**Your task:**
Look through the entries below, please, and copy every line with the word "JSON".

**Data to process:**
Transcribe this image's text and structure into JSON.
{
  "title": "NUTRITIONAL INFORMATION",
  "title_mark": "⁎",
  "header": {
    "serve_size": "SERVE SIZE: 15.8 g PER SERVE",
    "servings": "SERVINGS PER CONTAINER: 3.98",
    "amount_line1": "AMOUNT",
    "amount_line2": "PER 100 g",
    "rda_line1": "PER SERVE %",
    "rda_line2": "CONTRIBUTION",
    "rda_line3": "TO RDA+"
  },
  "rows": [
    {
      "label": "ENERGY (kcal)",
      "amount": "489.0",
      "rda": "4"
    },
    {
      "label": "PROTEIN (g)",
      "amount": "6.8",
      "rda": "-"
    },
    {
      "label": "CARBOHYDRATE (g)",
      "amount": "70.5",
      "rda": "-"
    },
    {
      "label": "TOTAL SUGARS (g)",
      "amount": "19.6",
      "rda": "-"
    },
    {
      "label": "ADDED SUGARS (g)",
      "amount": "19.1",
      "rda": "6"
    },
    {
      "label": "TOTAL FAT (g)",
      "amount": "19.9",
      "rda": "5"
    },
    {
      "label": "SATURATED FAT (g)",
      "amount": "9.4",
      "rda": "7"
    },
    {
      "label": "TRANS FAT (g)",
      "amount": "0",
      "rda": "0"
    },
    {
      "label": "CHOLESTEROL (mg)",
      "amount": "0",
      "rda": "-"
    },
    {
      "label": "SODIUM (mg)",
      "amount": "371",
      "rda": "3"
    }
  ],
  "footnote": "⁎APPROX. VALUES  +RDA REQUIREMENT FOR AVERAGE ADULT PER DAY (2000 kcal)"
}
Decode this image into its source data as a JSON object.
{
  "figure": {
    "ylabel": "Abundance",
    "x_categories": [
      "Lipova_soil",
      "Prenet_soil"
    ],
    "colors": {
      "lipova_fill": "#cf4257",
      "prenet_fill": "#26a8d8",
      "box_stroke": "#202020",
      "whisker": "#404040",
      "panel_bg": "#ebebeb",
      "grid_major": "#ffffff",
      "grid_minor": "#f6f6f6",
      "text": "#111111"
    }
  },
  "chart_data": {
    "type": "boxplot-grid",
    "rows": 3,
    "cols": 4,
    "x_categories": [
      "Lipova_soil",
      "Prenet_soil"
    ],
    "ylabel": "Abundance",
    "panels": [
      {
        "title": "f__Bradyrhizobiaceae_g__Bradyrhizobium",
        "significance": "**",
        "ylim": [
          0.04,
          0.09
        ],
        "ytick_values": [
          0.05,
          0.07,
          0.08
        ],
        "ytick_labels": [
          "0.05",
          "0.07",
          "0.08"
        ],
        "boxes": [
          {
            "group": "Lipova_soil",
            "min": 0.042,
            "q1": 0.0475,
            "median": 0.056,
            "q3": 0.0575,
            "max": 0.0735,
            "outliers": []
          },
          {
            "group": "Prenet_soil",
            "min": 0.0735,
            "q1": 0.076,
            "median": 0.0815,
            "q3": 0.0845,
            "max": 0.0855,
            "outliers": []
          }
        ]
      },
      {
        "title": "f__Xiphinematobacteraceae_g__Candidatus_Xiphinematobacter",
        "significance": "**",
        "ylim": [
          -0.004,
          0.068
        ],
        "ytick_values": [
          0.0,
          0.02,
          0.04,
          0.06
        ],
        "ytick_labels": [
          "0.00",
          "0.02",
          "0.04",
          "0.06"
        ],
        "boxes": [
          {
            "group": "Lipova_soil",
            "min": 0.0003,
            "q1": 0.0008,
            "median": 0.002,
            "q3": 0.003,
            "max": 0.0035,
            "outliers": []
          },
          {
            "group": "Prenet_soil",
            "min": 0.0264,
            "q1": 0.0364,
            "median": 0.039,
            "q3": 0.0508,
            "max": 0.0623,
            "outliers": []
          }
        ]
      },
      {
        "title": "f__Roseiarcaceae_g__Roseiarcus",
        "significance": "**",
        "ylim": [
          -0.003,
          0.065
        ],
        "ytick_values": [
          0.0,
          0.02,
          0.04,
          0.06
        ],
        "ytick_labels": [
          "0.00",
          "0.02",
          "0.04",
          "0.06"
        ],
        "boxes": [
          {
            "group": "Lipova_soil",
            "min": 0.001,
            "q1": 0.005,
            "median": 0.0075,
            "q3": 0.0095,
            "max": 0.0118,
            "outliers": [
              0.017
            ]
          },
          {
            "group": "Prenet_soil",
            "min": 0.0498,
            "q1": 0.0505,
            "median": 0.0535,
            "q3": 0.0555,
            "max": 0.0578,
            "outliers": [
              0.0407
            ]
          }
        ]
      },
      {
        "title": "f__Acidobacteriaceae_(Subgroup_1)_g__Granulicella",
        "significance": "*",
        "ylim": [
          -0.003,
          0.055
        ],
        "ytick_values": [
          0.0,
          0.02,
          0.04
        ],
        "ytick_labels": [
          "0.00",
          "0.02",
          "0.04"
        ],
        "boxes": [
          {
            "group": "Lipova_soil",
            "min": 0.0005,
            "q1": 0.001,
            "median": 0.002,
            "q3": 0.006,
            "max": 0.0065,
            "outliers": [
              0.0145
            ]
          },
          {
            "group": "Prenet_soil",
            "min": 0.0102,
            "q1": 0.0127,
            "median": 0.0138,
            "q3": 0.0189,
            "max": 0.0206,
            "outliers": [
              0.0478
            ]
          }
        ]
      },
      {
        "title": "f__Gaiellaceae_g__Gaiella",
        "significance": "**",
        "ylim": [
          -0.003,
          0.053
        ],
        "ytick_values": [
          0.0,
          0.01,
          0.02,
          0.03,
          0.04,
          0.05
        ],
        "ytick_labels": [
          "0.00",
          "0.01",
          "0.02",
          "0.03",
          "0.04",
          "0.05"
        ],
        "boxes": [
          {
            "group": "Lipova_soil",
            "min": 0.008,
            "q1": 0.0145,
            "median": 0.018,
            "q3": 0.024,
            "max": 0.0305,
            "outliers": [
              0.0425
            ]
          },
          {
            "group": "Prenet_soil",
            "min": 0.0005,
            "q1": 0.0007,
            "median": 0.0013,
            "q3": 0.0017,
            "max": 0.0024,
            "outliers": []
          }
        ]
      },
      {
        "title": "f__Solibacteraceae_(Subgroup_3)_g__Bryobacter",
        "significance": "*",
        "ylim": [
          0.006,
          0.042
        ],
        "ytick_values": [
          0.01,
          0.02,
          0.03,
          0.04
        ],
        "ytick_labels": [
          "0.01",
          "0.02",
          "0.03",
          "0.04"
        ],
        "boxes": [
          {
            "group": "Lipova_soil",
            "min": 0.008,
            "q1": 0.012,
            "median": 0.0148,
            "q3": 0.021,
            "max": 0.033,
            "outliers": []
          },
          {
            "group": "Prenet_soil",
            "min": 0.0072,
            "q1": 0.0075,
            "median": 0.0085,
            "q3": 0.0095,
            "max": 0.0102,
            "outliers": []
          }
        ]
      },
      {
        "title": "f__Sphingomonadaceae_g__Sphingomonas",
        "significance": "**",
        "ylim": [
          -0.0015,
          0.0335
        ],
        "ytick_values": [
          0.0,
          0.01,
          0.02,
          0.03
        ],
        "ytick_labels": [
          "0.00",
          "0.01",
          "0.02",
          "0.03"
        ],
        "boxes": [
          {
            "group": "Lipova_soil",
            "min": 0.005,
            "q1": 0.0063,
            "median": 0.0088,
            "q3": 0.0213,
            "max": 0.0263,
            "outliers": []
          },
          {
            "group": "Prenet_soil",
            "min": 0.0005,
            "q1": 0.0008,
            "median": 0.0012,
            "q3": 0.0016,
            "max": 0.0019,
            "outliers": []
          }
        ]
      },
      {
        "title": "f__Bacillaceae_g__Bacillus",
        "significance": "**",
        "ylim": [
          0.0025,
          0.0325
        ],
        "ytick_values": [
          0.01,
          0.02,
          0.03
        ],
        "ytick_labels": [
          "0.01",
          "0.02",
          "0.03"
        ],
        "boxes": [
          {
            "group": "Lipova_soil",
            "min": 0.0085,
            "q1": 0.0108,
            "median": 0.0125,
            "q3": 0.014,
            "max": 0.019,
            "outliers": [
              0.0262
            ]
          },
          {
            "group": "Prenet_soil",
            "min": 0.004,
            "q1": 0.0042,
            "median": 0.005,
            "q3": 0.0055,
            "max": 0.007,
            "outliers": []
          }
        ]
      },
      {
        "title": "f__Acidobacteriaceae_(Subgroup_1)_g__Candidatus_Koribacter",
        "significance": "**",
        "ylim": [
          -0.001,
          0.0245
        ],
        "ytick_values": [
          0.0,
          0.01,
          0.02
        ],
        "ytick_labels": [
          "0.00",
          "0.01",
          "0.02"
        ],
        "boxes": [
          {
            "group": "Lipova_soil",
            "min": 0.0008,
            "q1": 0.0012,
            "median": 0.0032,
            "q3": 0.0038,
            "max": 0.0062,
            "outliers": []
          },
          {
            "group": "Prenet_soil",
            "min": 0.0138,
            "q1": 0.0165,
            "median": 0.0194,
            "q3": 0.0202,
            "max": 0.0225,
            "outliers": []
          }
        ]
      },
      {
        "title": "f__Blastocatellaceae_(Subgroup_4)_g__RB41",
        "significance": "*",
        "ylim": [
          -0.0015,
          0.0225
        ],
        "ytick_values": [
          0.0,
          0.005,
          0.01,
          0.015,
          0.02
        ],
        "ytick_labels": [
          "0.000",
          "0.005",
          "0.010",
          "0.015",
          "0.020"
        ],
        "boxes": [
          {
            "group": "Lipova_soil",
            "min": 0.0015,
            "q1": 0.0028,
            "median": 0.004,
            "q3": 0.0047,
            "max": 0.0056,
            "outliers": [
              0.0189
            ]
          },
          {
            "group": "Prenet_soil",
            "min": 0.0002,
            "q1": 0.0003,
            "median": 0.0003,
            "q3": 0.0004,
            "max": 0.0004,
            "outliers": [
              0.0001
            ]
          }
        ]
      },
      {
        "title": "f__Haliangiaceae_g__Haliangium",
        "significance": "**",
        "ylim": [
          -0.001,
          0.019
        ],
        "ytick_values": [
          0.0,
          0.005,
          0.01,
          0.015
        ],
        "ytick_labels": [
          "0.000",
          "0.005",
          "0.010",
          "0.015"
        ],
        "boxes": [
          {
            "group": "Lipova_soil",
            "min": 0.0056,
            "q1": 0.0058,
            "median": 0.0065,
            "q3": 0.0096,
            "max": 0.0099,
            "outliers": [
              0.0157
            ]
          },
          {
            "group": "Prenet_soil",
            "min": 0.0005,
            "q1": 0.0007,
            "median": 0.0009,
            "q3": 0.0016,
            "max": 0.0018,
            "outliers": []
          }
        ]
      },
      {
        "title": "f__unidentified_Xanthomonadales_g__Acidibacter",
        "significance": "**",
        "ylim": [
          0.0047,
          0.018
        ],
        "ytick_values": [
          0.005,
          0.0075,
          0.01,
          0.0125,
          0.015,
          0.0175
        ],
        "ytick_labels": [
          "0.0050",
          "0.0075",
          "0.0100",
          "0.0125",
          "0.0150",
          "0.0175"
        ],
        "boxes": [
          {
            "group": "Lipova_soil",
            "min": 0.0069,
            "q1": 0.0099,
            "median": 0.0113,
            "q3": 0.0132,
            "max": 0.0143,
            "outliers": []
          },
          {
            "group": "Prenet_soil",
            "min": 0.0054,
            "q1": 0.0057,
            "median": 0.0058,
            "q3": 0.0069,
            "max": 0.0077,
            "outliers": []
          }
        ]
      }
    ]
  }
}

**Task output:**
Transcribe this image's text and structure into JSON.
Decode this image into its source data as a JSON object.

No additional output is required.